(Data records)

━━━━━━━━━━━━━━━━

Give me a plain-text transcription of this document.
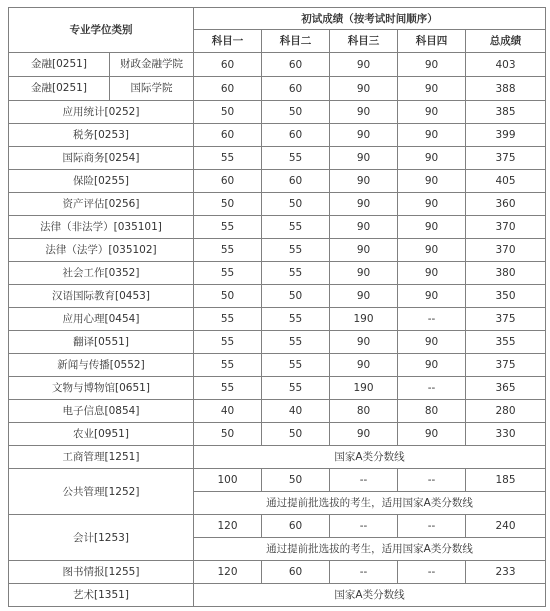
专业学位类别	初试成绩（按考试时间顺序）				
	科目一	科目二	科目三	科目四	总成绩

金融[0251] 财政金融学院	60	60	90	90	403

金融[0251] 国际学院	60	60	90	90	388
应用统计[0252]	50	50	90	90	385
税务[0253]	60	60	90	90	399
国际商务[0254]	55	55	90	90	375
保险[0255]	60	60	90	90	405
资产评估[0256]	50	50	90	90	360
法律（非法学）[035101]	55	55	90	90	370
法律（法学）[035102]	55	55	90	90	370
社会工作[0352]	55	55	90	90	380
汉语国际教育[0453]	50	50	90	90	350
应用心理[0454]	55	55	190	--	375
翻译[0551]	55	55	90	90	355
新闻与传播[0552]	55	55	90	90	375
文物与博物馆[0651]	55	55	190	--	365
电子信息[0854]	40	40	80	80	280
农业[0951]	50	50	90	90	330
工商管理[1251]	国家A类分数线				
公共管理[1252]	100	50	--	--	185
	通过提前批选拔的考生，适用国家A类分数线				
会计[1253]	120	60	--	--	240
	通过提前批选拔的考生，适用国家A类分数线				
图书情报[1255]	120	60	--	--	233
艺术[1351]	国家A类分数线				
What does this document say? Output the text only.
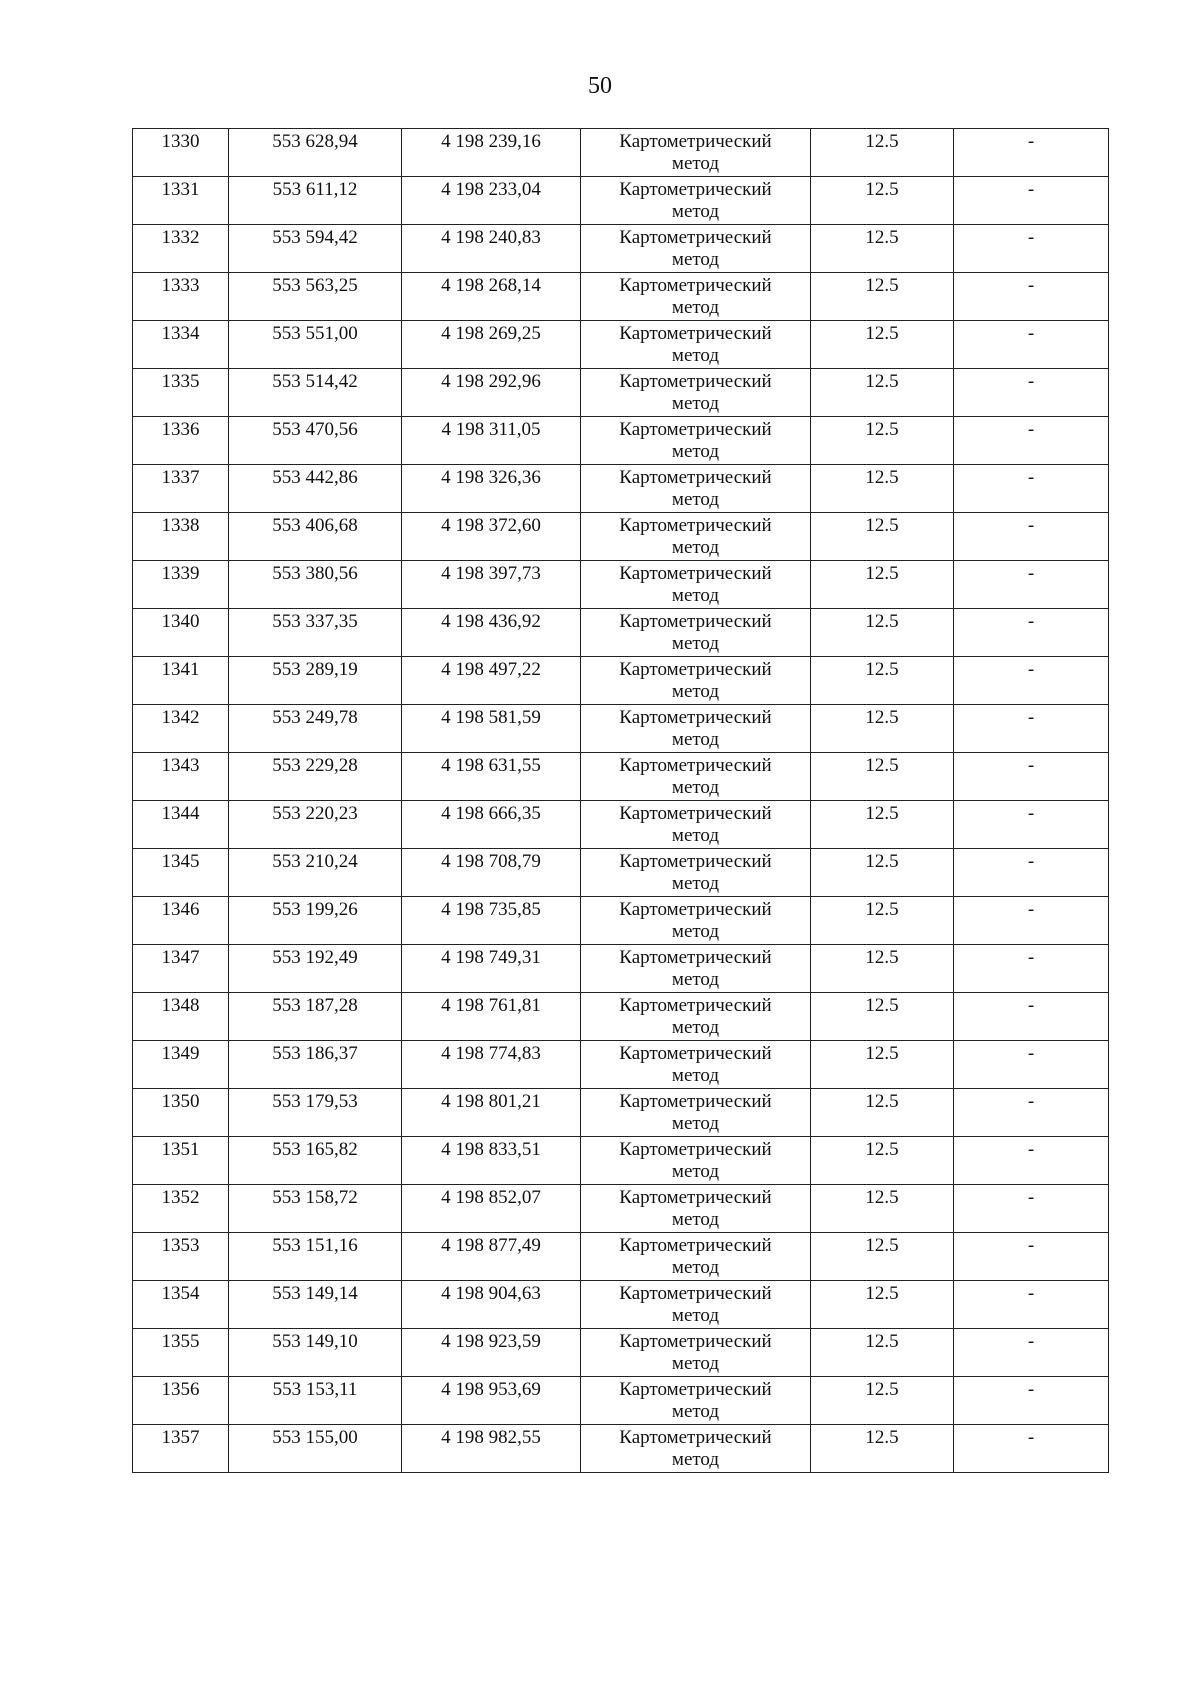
50
1330	553 628,94	4 198 239,16	Картометрический метод	12.5	-
1331	553 611,12	4 198 233,04	Картометрический метод	12.5	-
1332	553 594,42	4 198 240,83	Картометрический метод	12.5	-
1333	553 563,25	4 198 268,14	Картометрический метод	12.5	-
1334	553 551,00	4 198 269,25	Картометрический метод	12.5	-
1335	553 514,42	4 198 292,96	Картометрический метод	12.5	-
1336	553 470,56	4 198 311,05	Картометрический метод	12.5	-
1337	553 442,86	4 198 326,36	Картометрический метод	12.5	-
1338	553 406,68	4 198 372,60	Картометрический метод	12.5	-
1339	553 380,56	4 198 397,73	Картометрический метод	12.5	-
1340	553 337,35	4 198 436,92	Картометрический метод	12.5	-
1341	553 289,19	4 198 497,22	Картометрический метод	12.5	-
1342	553 249,78	4 198 581,59	Картометрический метод	12.5	-
1343	553 229,28	4 198 631,55	Картометрический метод	12.5	-
1344	553 220,23	4 198 666,35	Картометрический метод	12.5	-
1345	553 210,24	4 198 708,79	Картометрический метод	12.5	-
1346	553 199,26	4 198 735,85	Картометрический метод	12.5	-
1347	553 192,49	4 198 749,31	Картометрический метод	12.5	-
1348	553 187,28	4 198 761,81	Картометрический метод	12.5	-
1349	553 186,37	4 198 774,83	Картометрический метод	12.5	-
1350	553 179,53	4 198 801,21	Картометрический метод	12.5	-
1351	553 165,82	4 198 833,51	Картометрический метод	12.5	-
1352	553 158,72	4 198 852,07	Картометрический метод	12.5	-
1353	553 151,16	4 198 877,49	Картометрический метод	12.5	-
1354	553 149,14	4 198 904,63	Картометрический метод	12.5	-
1355	553 149,10	4 198 923,59	Картометрический метод	12.5	-
1356	553 153,11	4 198 953,69	Картометрический метод	12.5	-
1357	553 155,00	4 198 982,55	Картометрический метод	12.5	-
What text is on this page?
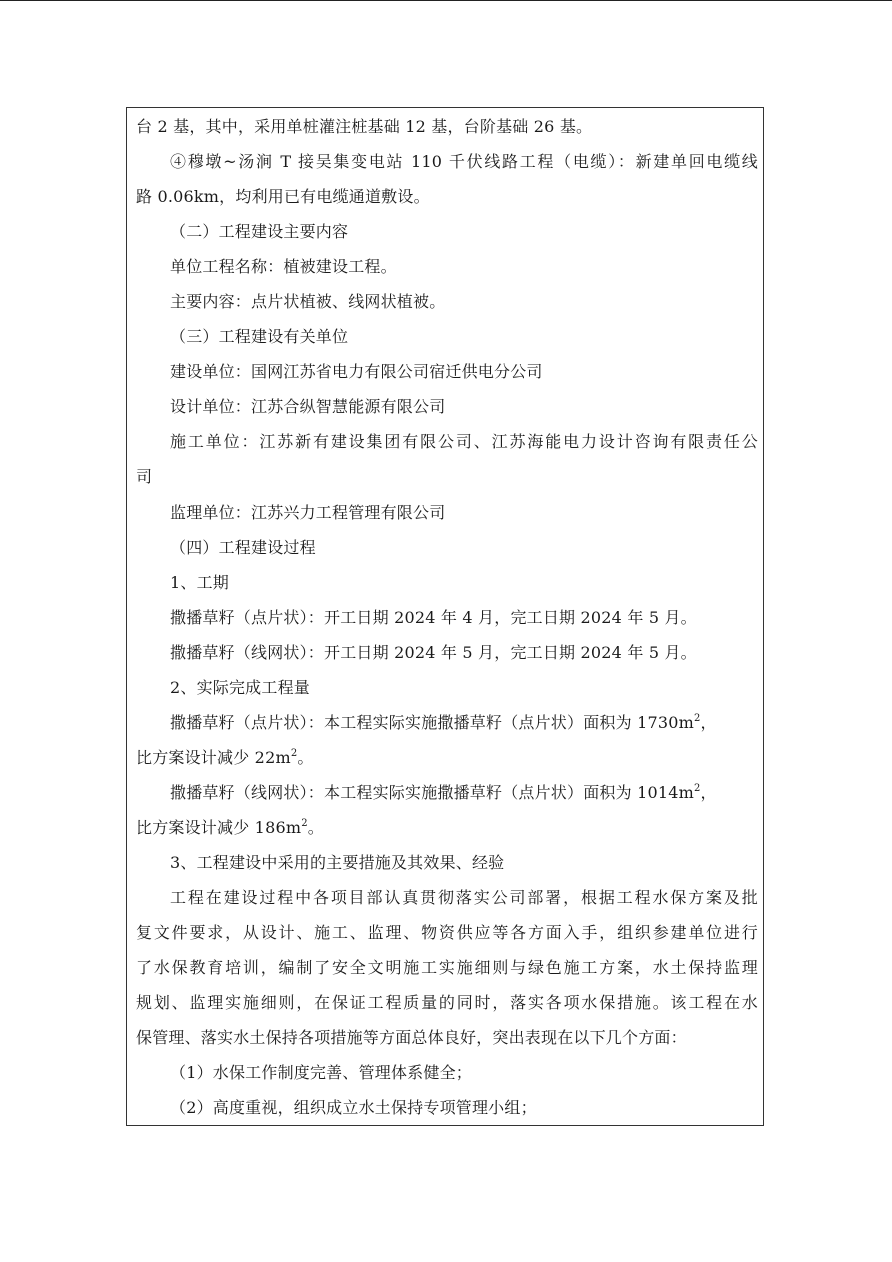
台 2 基，其中，采用单桩灌注桩基础 12 基，台阶基础 26 基。
④穆墩~汤涧 T 接吴集变电站 110 千伏线路工程（电缆）：新建单回电缆线
路 0.06km，均利用已有电缆通道敷设。
（二）工程建设主要内容
单位工程名称：植被建设工程。
主要内容：点片状植被、线网状植被。
（三）工程建设有关单位
建设单位：国网江苏省电力有限公司宿迁供电分公司
设计单位：江苏合纵智慧能源有限公司
施工单位：江苏新有建设集团有限公司、江苏海能电力设计咨询有限责任公
司
监理单位：江苏兴力工程管理有限公司
（四）工程建设过程
1、工期
撒播草籽（点片状）：开工日期 2024 年 4 月，完工日期 2024 年 5 月。
撒播草籽（线网状）：开工日期 2024 年 5 月，完工日期 2024 年 5 月。
2、实际完成工程量
撒播草籽（点片状）：本工程实际实施撒播草籽（点片状）面积为 $1730m^2$，
比方案设计减少 $22m^2$。
撒播草籽（线网状）：本工程实际实施撒播草籽（点片状）面积为 $1014m^2$，
比方案设计减少 $186m^2$。
3、工程建设中采用的主要措施及其效果、经验
工程在建设过程中各项目部认真贯彻落实公司部署，根据工程水保方案及批
复文件要求，从设计、施工、监理、物资供应等各方面入手，组织参建单位进行
了水保教育培训，编制了安全文明施工实施细则与绿色施工方案，水土保持监理
规划、监理实施细则，在保证工程质量的同时，落实各项水保措施。该工程在水
保管理、落实水土保持各项措施等方面总体良好，突出表现在以下几个方面：
（1）水保工作制度完善、管理体系健全；
（2）高度重视，组织成立水土保持专项管理小组；
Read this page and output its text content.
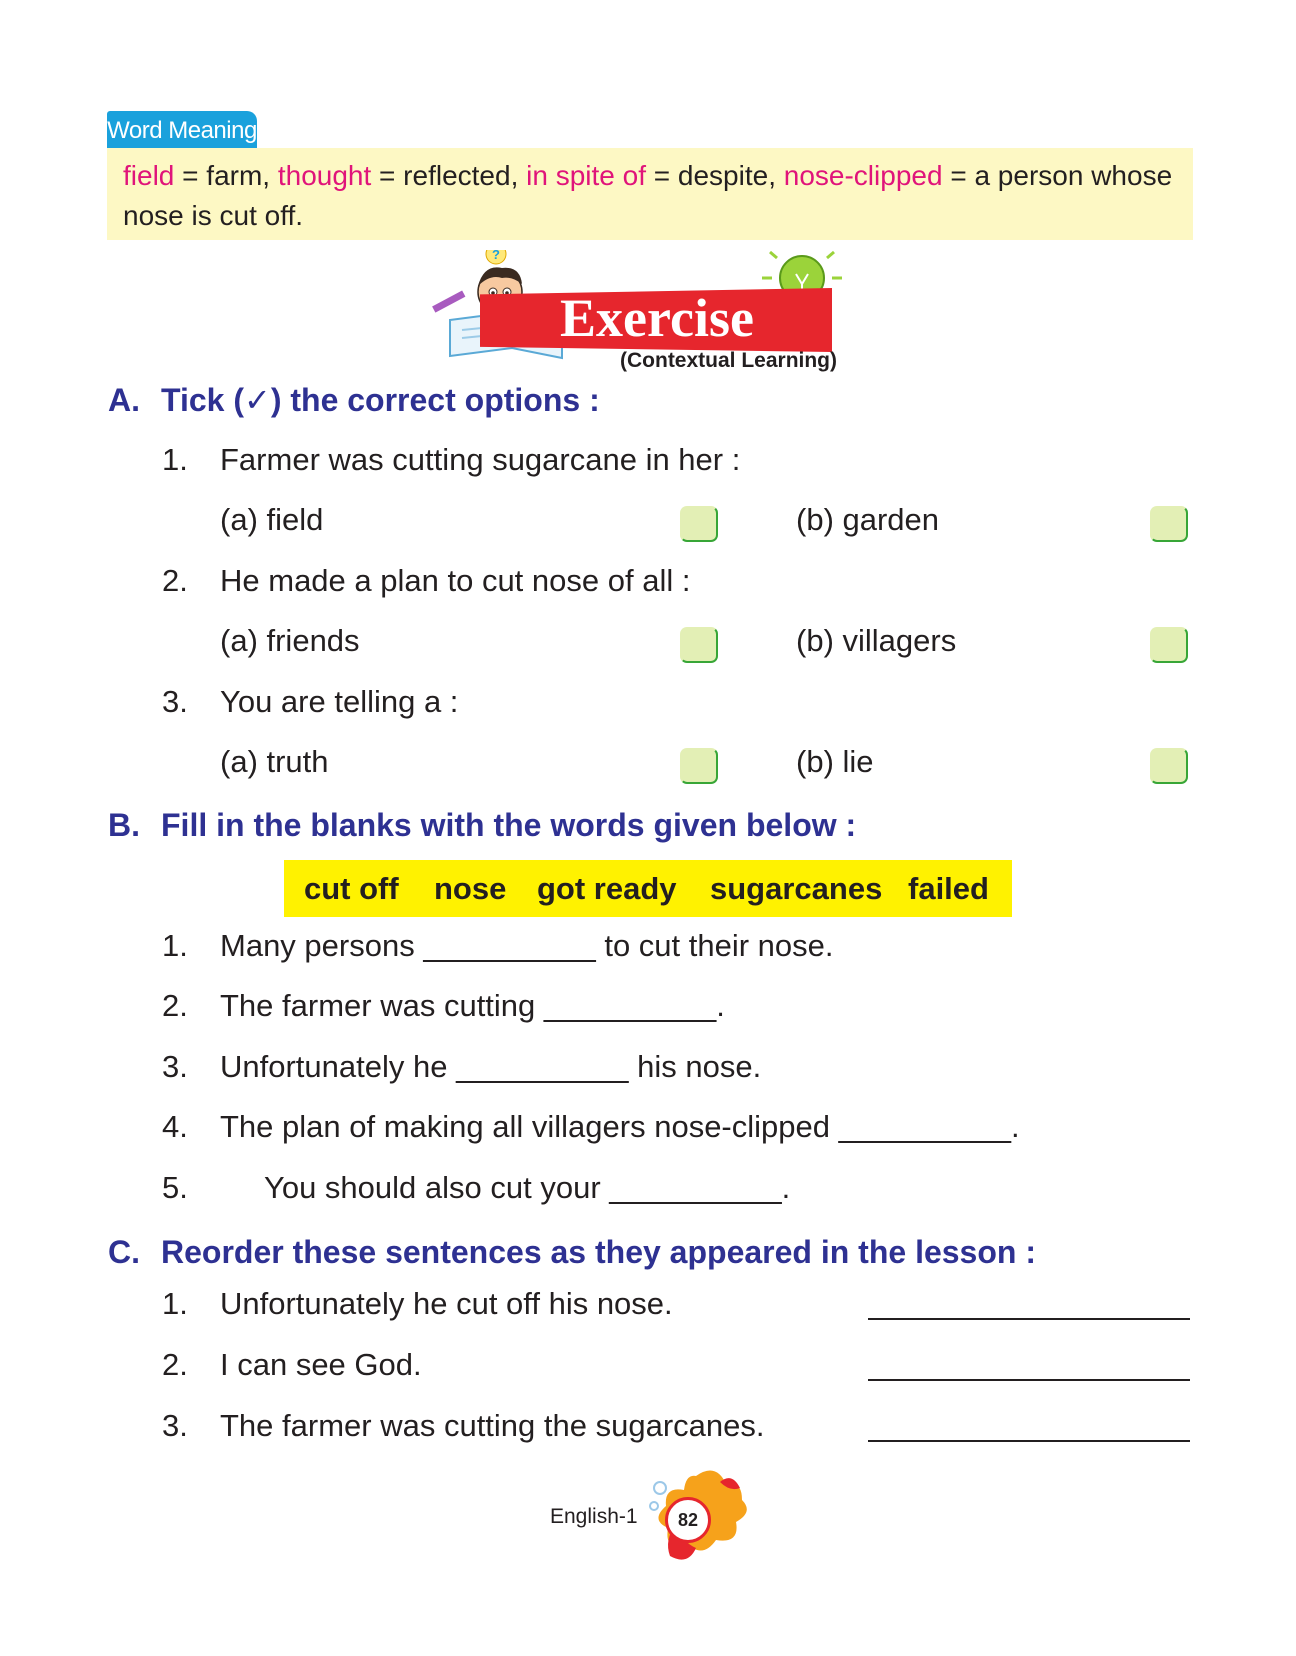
Word Meaning
field = farm, thought = reflected, in spite of = despite, nose-clipped = a person whose nose is cut off.
?
Exercise
(Contextual Learning)
A. Tick (✓) the correct options :
1. Farmer was cutting sugarcane in her :
(a) field	(b) garden
2. He made a plan to cut nose of all :
(a) friends	(b) villagers
3. You are telling a :
(a) truth	(b) lie
B. Fill in the blanks with the words given below :
cut off nose got ready sugarcanes failed
1. Many persons __________ to cut their nose.
2. The farmer was cutting __________.
3. Unfortunately he __________ his nose.
4. The plan of making all villagers nose-clipped __________.
5. You should also cut your __________.
C. Reorder these sentences as they appeared in the lesson :
1. Unfortunately he cut off his nose.
2. I can see God.
3. The farmer was cutting the sugarcanes.
English-1	82
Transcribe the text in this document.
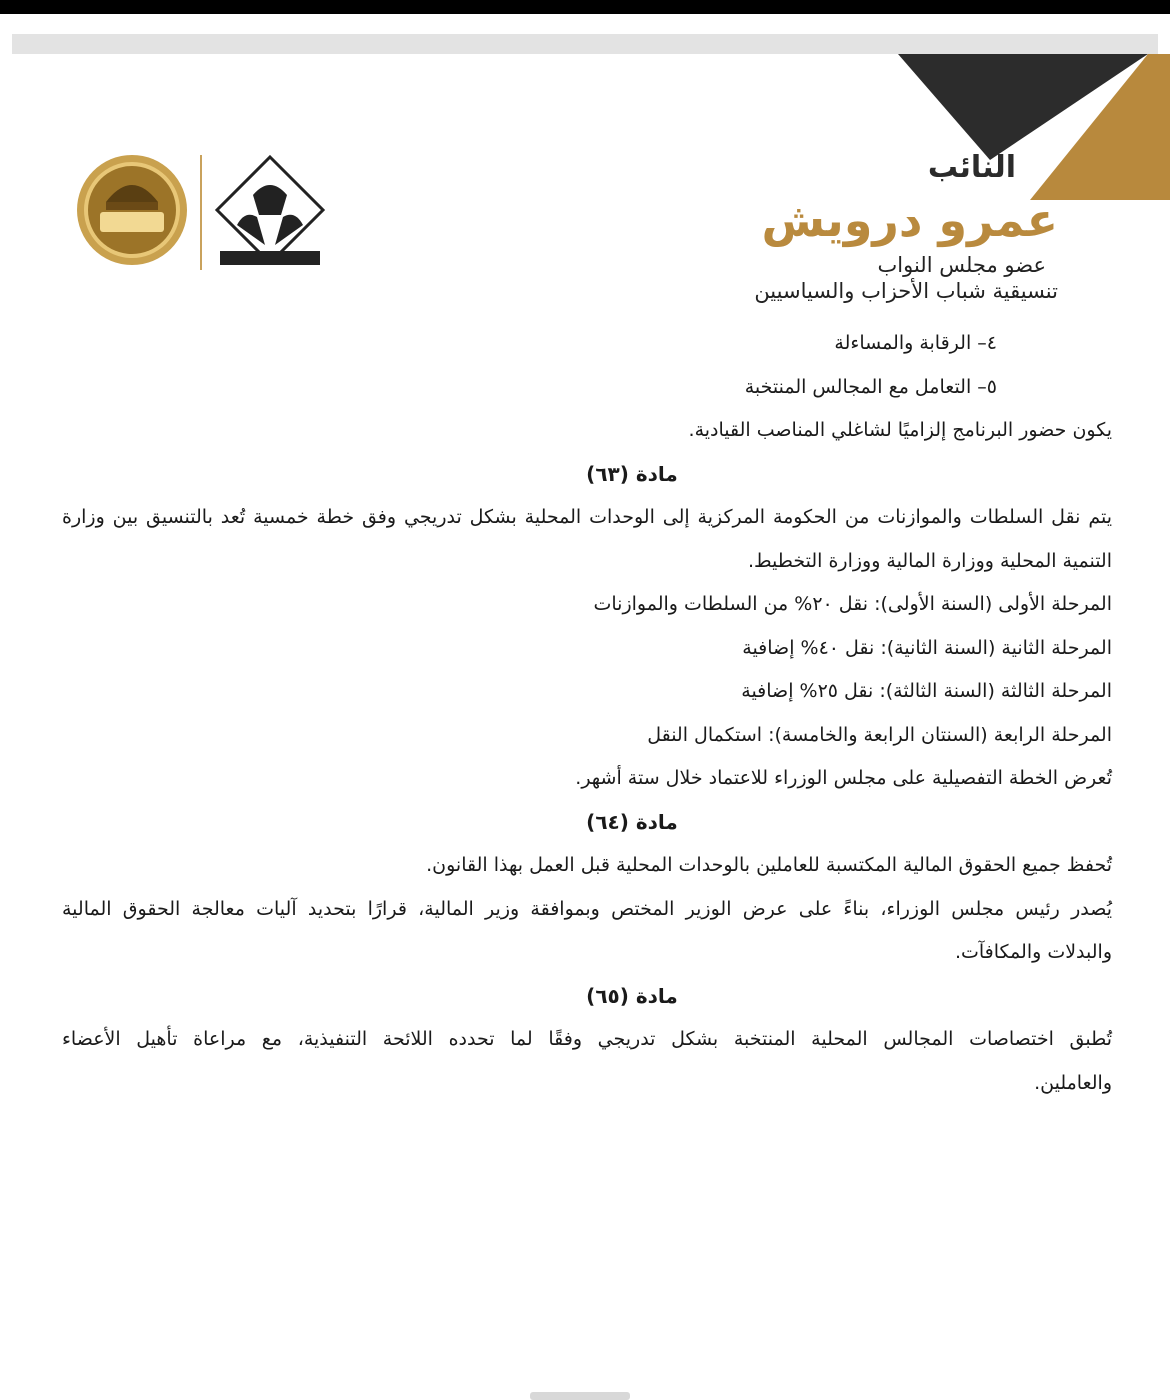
النائب

عمرو درويش

عضو مجلس النواب

تنسيقية شباب الأحزاب والسياسيين

٤– الرقابة والمساءلة

٥– التعامل مع المجالس المنتخبة

يكون حضور البرنامج إلزاميًا لشاغلي المناصب القيادية.

مادة (٦٣)

يتم نقل السلطات والموازنات من الحكومة المركزية إلى الوحدات المحلية بشكل تدريجي وفق خطة خمسية تُعد بالتنسيق بين وزارة

التنمية المحلية ووزارة المالية ووزارة التخطيط.

المرحلة الأولى (السنة الأولى): نقل ٢٠% من السلطات والموازنات

المرحلة الثانية (السنة الثانية): نقل ٤٠% إضافية

المرحلة الثالثة (السنة الثالثة): نقل ٢٥% إضافية

المرحلة الرابعة (السنتان الرابعة والخامسة): استكمال النقل

تُعرض الخطة التفصيلية على مجلس الوزراء للاعتماد خلال ستة أشهر.

مادة (٦٤)

تُحفظ جميع الحقوق المالية المكتسبة للعاملين بالوحدات المحلية قبل العمل بهذا القانون.

يُصدر رئيس مجلس الوزراء، بناءً على عرض الوزير المختص وبموافقة وزير المالية، قرارًا بتحديد آليات معالجة الحقوق المالية

والبدلات والمكافآت.

مادة (٦٥)

تُطبق اختصاصات المجالس المحلية المنتخبة بشكل تدريجي وفقًا لما تحدده اللائحة التنفيذية، مع مراعاة تأهيل الأعضاء

والعاملين.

━━━━━━━━━━━━━━━━

▸ Job:
Return every line holding the word "What" from the records.

▸ Exercise result:
What does this document say? Output the text only.
What text is on this page?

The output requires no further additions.